Short task>
Pull out every line below containing the word "labels".

Supplied information>
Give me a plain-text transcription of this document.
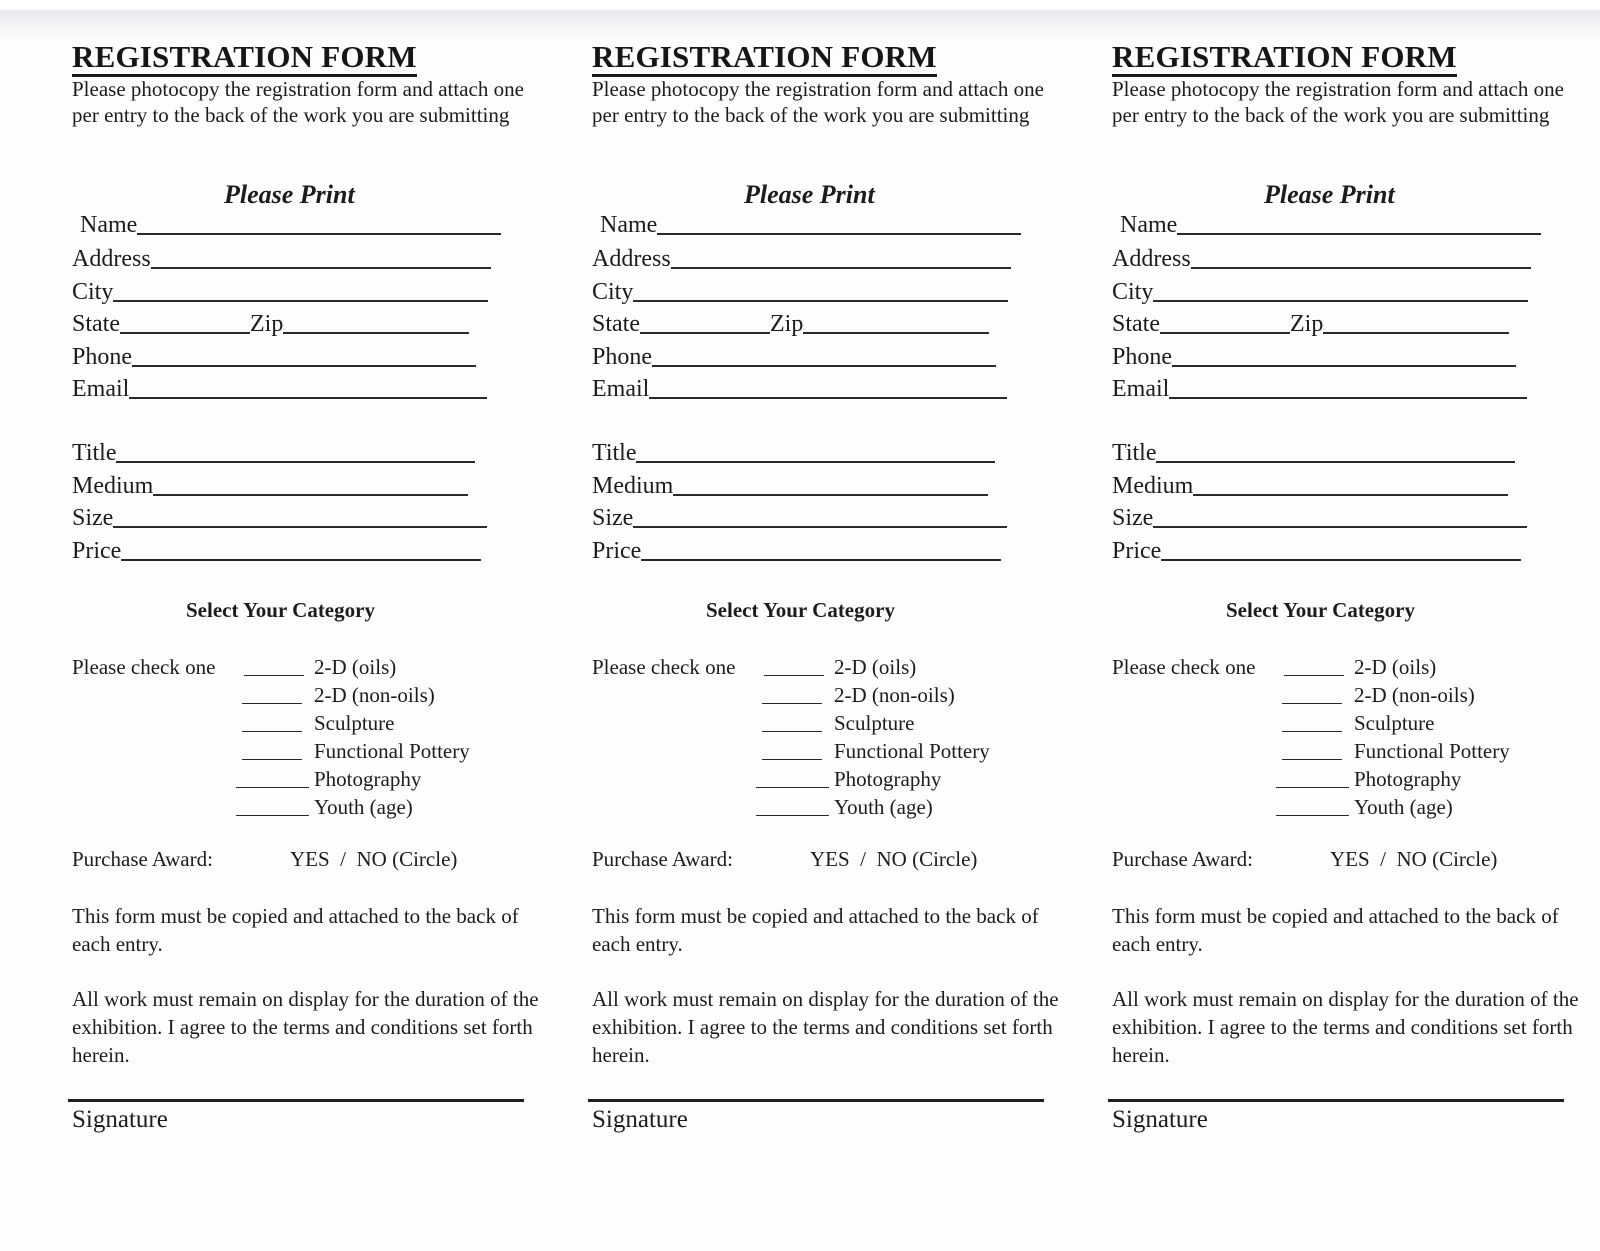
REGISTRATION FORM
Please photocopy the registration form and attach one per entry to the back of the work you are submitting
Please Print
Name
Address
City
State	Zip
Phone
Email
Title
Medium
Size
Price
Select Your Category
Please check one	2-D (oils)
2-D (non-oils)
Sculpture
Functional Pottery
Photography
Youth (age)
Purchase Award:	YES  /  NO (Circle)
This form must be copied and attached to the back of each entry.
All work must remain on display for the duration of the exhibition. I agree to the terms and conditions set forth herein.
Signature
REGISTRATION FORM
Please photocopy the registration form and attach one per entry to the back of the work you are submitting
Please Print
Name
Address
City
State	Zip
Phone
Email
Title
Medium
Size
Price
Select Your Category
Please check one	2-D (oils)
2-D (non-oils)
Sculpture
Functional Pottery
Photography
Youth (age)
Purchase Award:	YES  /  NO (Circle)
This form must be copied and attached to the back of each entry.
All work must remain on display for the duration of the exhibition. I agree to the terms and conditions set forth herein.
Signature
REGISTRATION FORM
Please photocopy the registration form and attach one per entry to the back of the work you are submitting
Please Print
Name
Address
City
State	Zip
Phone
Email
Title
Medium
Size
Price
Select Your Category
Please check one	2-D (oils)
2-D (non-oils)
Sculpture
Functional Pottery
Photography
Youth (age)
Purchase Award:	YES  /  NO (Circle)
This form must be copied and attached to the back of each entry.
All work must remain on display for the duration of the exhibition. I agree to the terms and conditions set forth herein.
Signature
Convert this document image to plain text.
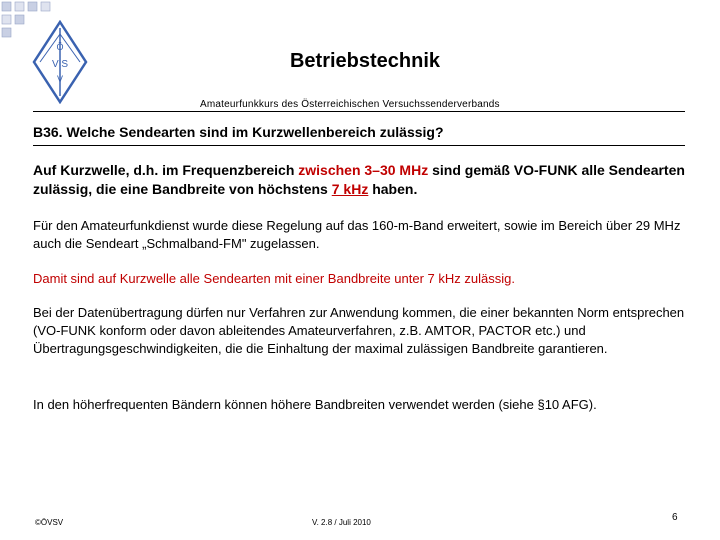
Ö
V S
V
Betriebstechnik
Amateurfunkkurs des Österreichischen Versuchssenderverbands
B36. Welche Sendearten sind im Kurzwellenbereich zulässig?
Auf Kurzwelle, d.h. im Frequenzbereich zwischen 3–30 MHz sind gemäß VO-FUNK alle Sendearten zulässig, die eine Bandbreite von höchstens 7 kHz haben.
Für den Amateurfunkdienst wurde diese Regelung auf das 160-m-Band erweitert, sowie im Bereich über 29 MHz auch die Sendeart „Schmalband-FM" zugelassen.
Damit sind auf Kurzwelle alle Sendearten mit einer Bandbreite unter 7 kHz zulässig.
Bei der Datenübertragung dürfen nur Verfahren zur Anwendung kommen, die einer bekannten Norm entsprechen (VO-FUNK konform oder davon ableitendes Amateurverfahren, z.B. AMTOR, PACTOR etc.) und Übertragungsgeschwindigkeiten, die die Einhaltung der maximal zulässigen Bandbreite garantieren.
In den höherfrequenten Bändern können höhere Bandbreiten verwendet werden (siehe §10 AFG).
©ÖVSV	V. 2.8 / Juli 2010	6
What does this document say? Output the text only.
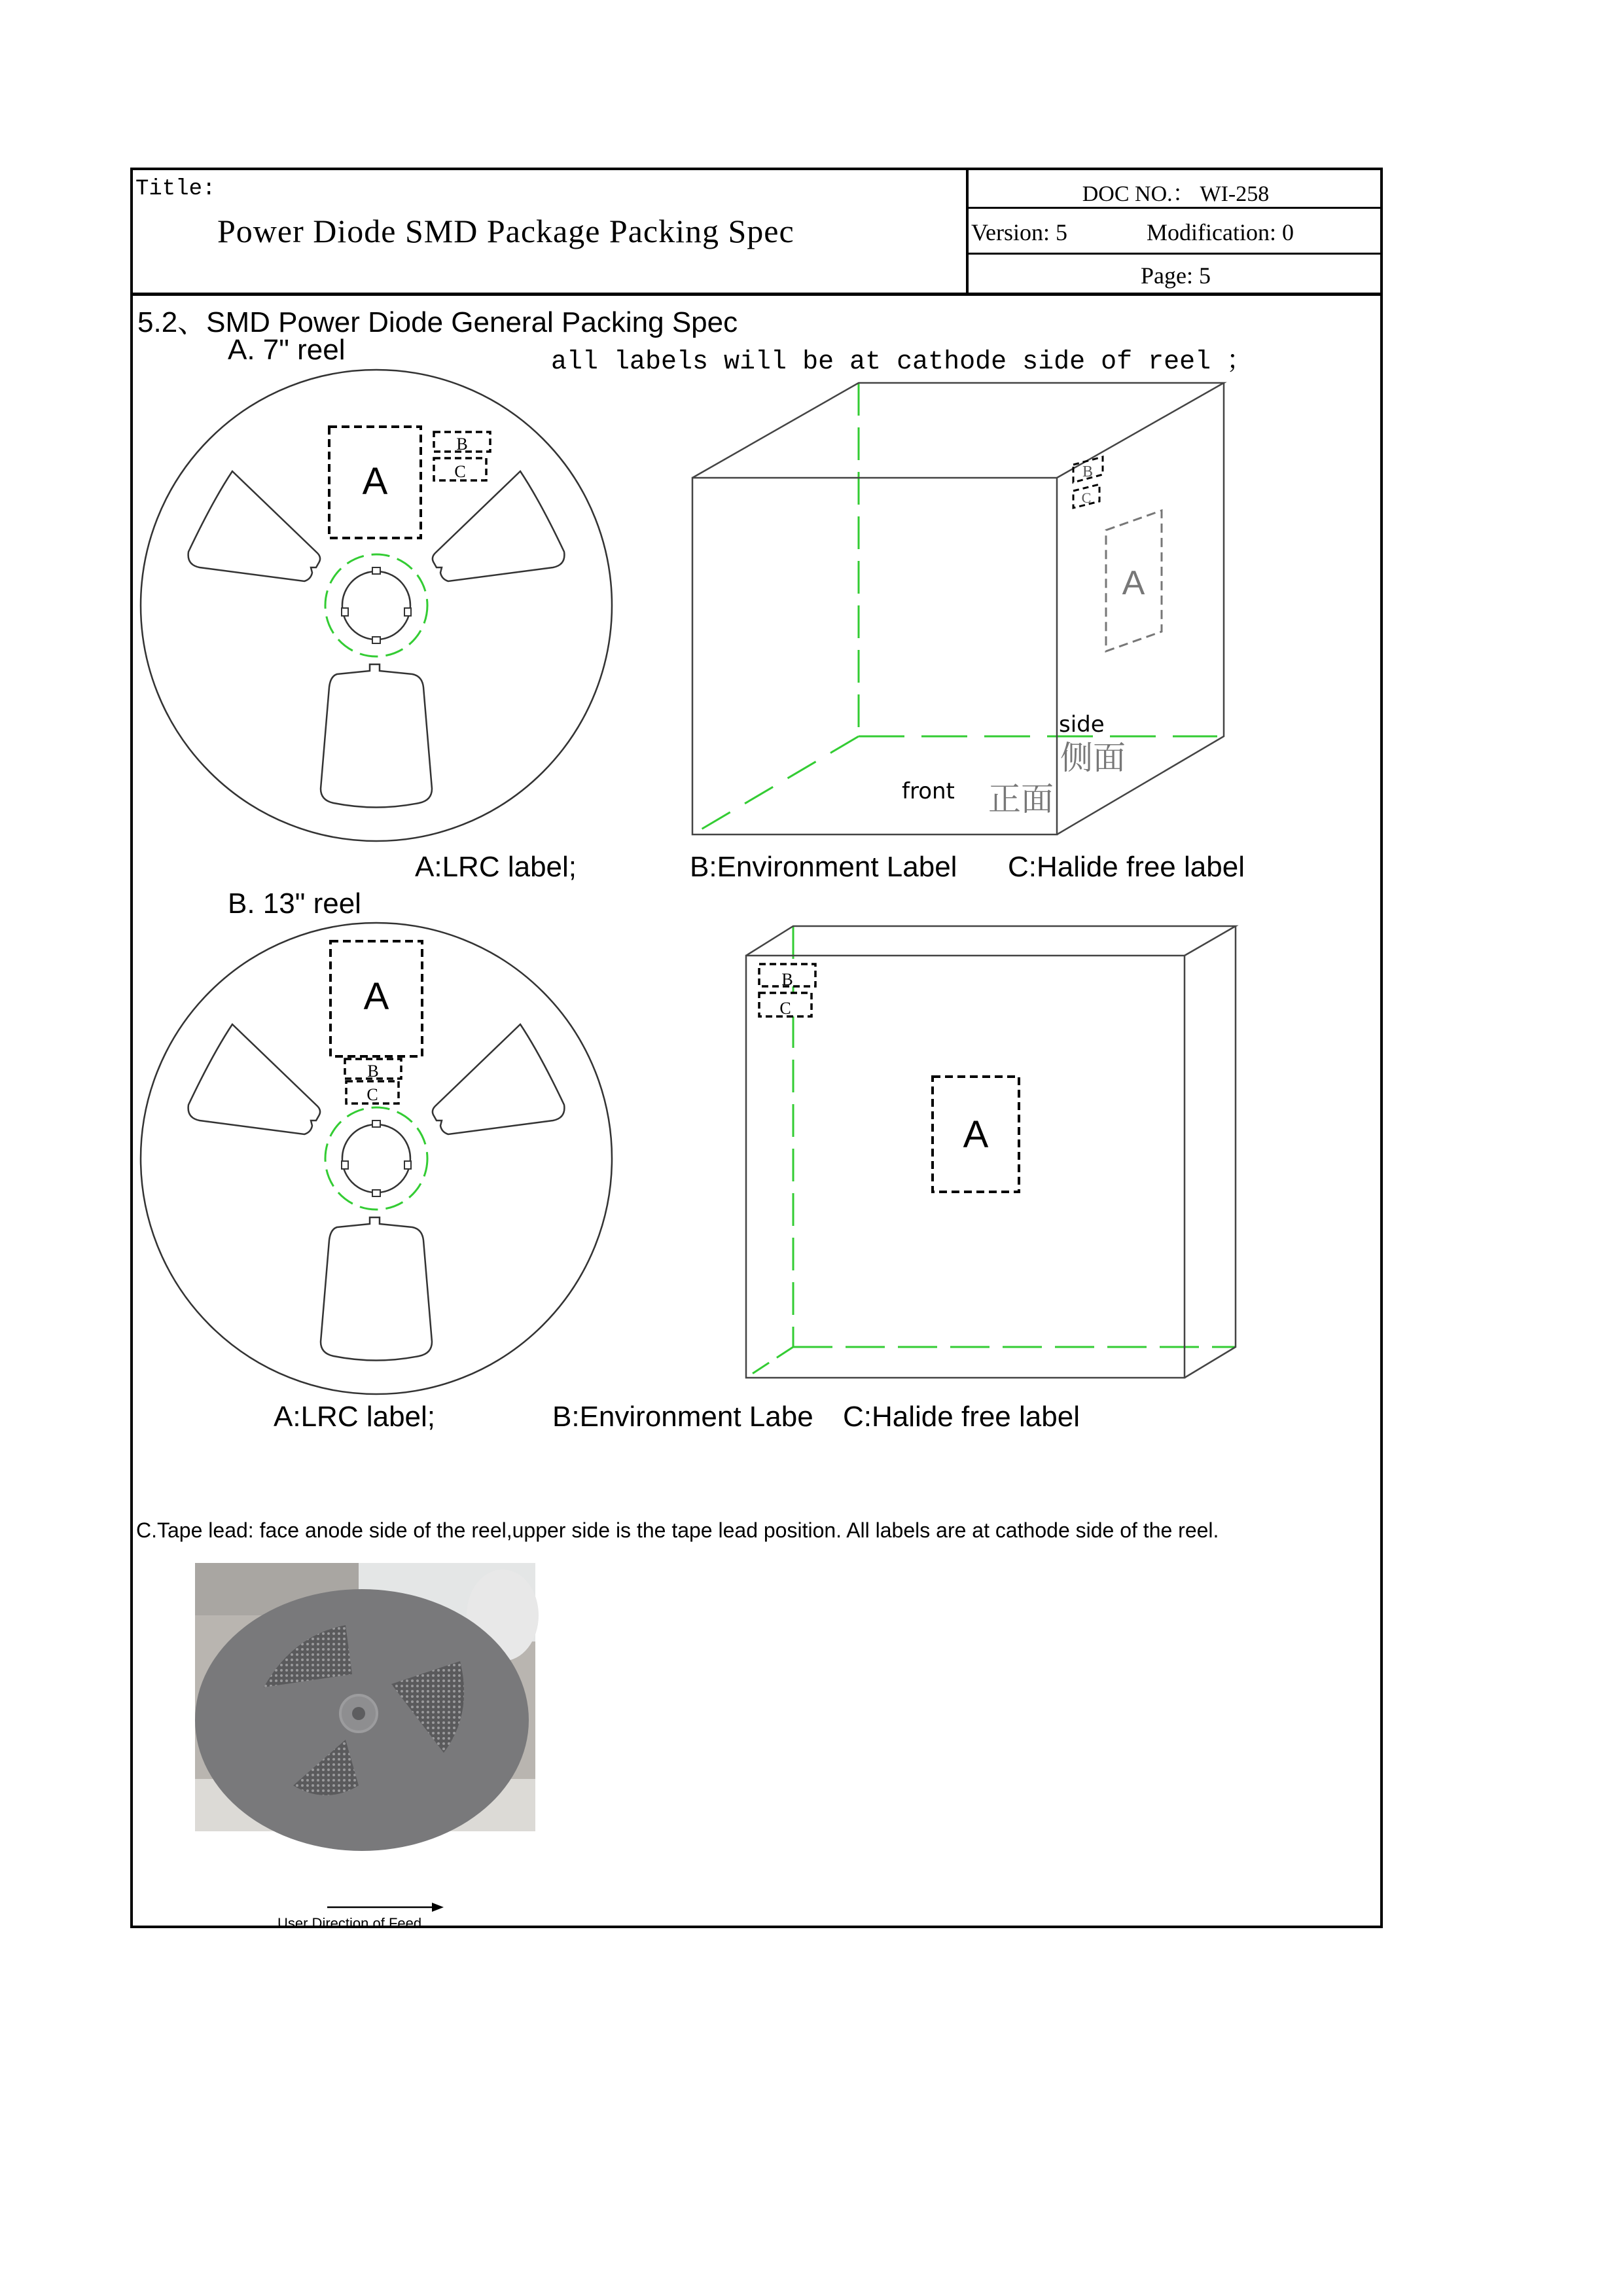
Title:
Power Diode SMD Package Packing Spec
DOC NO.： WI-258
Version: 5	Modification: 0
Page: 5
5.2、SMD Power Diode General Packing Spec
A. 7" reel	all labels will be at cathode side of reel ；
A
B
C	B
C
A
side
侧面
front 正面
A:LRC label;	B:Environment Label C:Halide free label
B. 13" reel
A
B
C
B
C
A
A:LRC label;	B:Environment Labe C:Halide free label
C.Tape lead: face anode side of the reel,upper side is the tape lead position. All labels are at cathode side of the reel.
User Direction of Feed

Output of the task>
A. 7" reel	all labels will be at cathode side of reel ；
C.Tape lead: face anode side of the reel,upper side is the tape lead position. All labels are at cathode side of the reel.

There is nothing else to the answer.